Written task 1
From the forum thread about water creeping under tank trim, write out the passage between "## JulieFish (Apr" and "(May 1, 2008)", inclusive.
Written task 2
Answer these questions about the forum thread on water creeping under tank trim:
(a) On what date was the first post made?
(b) Why is the drip more annoying with saltwater?
(c) How often does the poster wipe the drip off the glass?
Written task 3
Carry on the forum thread about water creeping under tank trim from the point where it stops.

Page
..............................

# Water slowly creeping up under trim then dripping down side of tank



## JulieFish (Apr 8, 2011)

Hi,

I've had this occurrance on pretty much all my larger tanks, so I'm assuming it's somewhat widespread... where water has a tendancy to creep or "wick" its way under the top trim, then occasionally a drip will fall down the outside of the glass. it will then usually evaporate somewhere in the bottom trim, or it will follow the stand to the floor, where it will evaporate there. Doesn't amount to much at all in freshwater. However, since going saltwater, I've got a little drip of salty creepyness that I wipe off the glass nearly every day. It's much more annoying with salt due to the residue. Any easy fixes for this? I can't think of anything, except to continue wiping.

Thanks!


----------



## ameekplec. (May 1, 2008)

..............................

Provided material

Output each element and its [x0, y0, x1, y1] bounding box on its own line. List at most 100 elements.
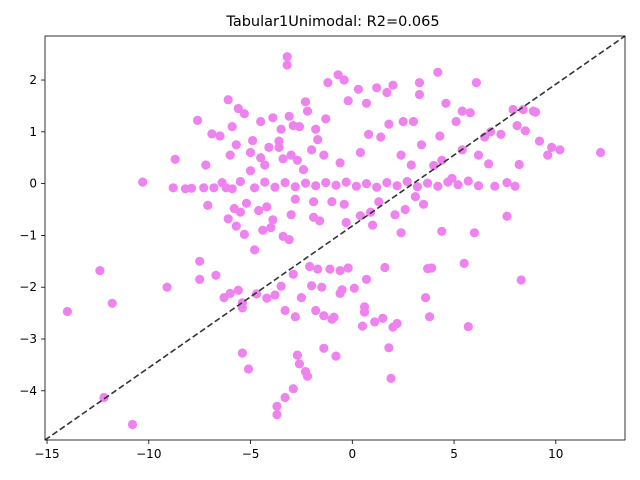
- data-point: [327, 197, 337, 207]
- data-point: [274, 136, 284, 146]
- data-point: [368, 220, 378, 230]
- data-point: [99, 392, 109, 403]
- data-point: [423, 178, 433, 188]
- data-point: [237, 348, 247, 358]
- data-point: [292, 350, 302, 360]
- data-point: [414, 89, 425, 100]
- y-tick-label: −4: [19, 384, 37, 398]
- data-point: [473, 181, 484, 191]
- data-point: [186, 183, 197, 193]
- data-point: [408, 116, 418, 127]
- data-point: [469, 228, 479, 238]
- data-point: [396, 150, 406, 160]
- data-point: [547, 142, 557, 152]
- data-point: [290, 194, 300, 204]
- data-point: [209, 183, 219, 193]
- data-point: [382, 87, 392, 98]
- data-point: [221, 183, 231, 193]
- data-point: [307, 281, 317, 291]
- data-point: [333, 70, 343, 80]
- data-point: [223, 214, 233, 224]
- y-tick-label: −3: [19, 332, 37, 346]
- data-point: [414, 78, 425, 88]
- data-point: [256, 116, 266, 127]
- data-point: [245, 147, 256, 158]
- data-point: [294, 359, 304, 369]
- data-point: [451, 116, 461, 127]
- data-point: [459, 258, 469, 268]
- data-point: [325, 264, 335, 274]
- data-point: [341, 177, 351, 187]
- data-point: [437, 155, 447, 165]
- data-point: [138, 177, 148, 187]
- data-point: [412, 182, 422, 192]
- y-tick-label: 0: [29, 177, 37, 191]
- data-point: [329, 312, 339, 322]
- data-point: [288, 384, 298, 394]
- data-point: [258, 225, 268, 235]
- data-point: [486, 127, 496, 137]
- y-tick-label: −1: [19, 228, 37, 242]
- data-point: [508, 104, 518, 115]
- y-tick-label: 2: [29, 73, 37, 87]
- data-point: [429, 160, 439, 171]
- data-point: [262, 202, 272, 212]
- data-point: [286, 150, 296, 160]
- data-point: [203, 200, 213, 210]
- data-point: [323, 78, 333, 88]
- data-point: [341, 217, 351, 228]
- data-point: [335, 266, 345, 276]
- data-point: [195, 274, 205, 284]
- data-point: [484, 159, 494, 169]
- data-point: [319, 311, 329, 321]
- x-tick-label: 10: [548, 447, 563, 461]
- data-point: [284, 235, 294, 245]
- data-point: [518, 104, 528, 115]
- data-point: [359, 307, 370, 317]
- data-point: [315, 216, 325, 226]
- data-point: [339, 75, 349, 85]
- data-point: [339, 199, 349, 209]
- data-point: [319, 150, 329, 160]
- x-tick-label: 5: [450, 447, 458, 461]
- data-point: [250, 245, 260, 255]
- data-point: [266, 223, 276, 233]
- data-point: [313, 264, 323, 274]
- data-point: [227, 122, 237, 132]
- data-point: [223, 95, 233, 105]
- data-point: [300, 178, 311, 188]
- data-point: [435, 131, 445, 141]
- data-point: [441, 98, 451, 108]
- data-point: [512, 121, 522, 131]
- data-point: [398, 116, 408, 127]
- data-point: [231, 140, 241, 150]
- data-point: [463, 322, 473, 332]
- data-point: [317, 282, 327, 292]
- data-point: [406, 160, 416, 170]
- data-point: [296, 293, 306, 303]
- data-point: [331, 180, 341, 190]
- data-point: [353, 84, 363, 94]
- data-point: [457, 106, 467, 116]
- data-point: [510, 181, 520, 191]
- data-point: [471, 78, 481, 88]
- data-point: [199, 183, 209, 193]
- data-point: [384, 343, 394, 353]
- data-point: [516, 275, 526, 285]
- data-point: [268, 215, 278, 225]
- data-point: [502, 178, 512, 188]
- data-point: [490, 181, 500, 191]
- data-point: [260, 160, 270, 170]
- data-point: [388, 80, 398, 90]
- y-tick-label: 1: [29, 125, 37, 139]
- data-point: [168, 183, 178, 193]
- data-point: [270, 182, 280, 192]
- data-point: [443, 177, 453, 187]
- data-point: [250, 183, 260, 193]
- data-point: [239, 109, 249, 119]
- data-point: [321, 114, 331, 124]
- data-point: [530, 107, 541, 117]
- data-point: [421, 293, 431, 303]
- data-point: [372, 182, 382, 192]
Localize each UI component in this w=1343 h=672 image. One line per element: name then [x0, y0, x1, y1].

..............................

Output 1
## JulieFish (Apr 8, 2011)

Hi,

I've had this occurrance on pretty much all my larger tanks, so I'm assuming it's somewhat widespread... where water has a tendancy to creep or "wick" its way under the top trim, then occasionally a drip will fall down the outside of the glass. it will then usually evaporate somewhere in the bottom trim, or it will follow the stand to the floor, where it will evaporate there. Doesn't amount to much at all in freshwater. However, since going saltwater, I've got a little drip of salty creepyness that I wipe off the glass nearly every day. It's much more annoying with salt due to the residue. Any easy fixes for this? I can't think of anything, except to continue wiping.

Thanks!


----------



## ameekplec. (May 1, 2008)

Output 2
(a) Apr 8, 2011
(b) Because of the residue.
(c) Nearly every day.

Output 3
You can empty the tanks and seal the inside rim (best), or you can just seal the outside rim (under the rim) with silicone. Id recommend though that you uncover the tank and let the rim dry out (and drop your water level a few inches if possible) before siliconing. It'll make sure that your bead cures properly, and that none of the water that could potentially get into the tank comes in contact with the uncured silicone.

I did this on a small 20g, and it worked fine. Just make sure you can also ventilate the area well, or the fumes might affect your tank (however unlikely it might be).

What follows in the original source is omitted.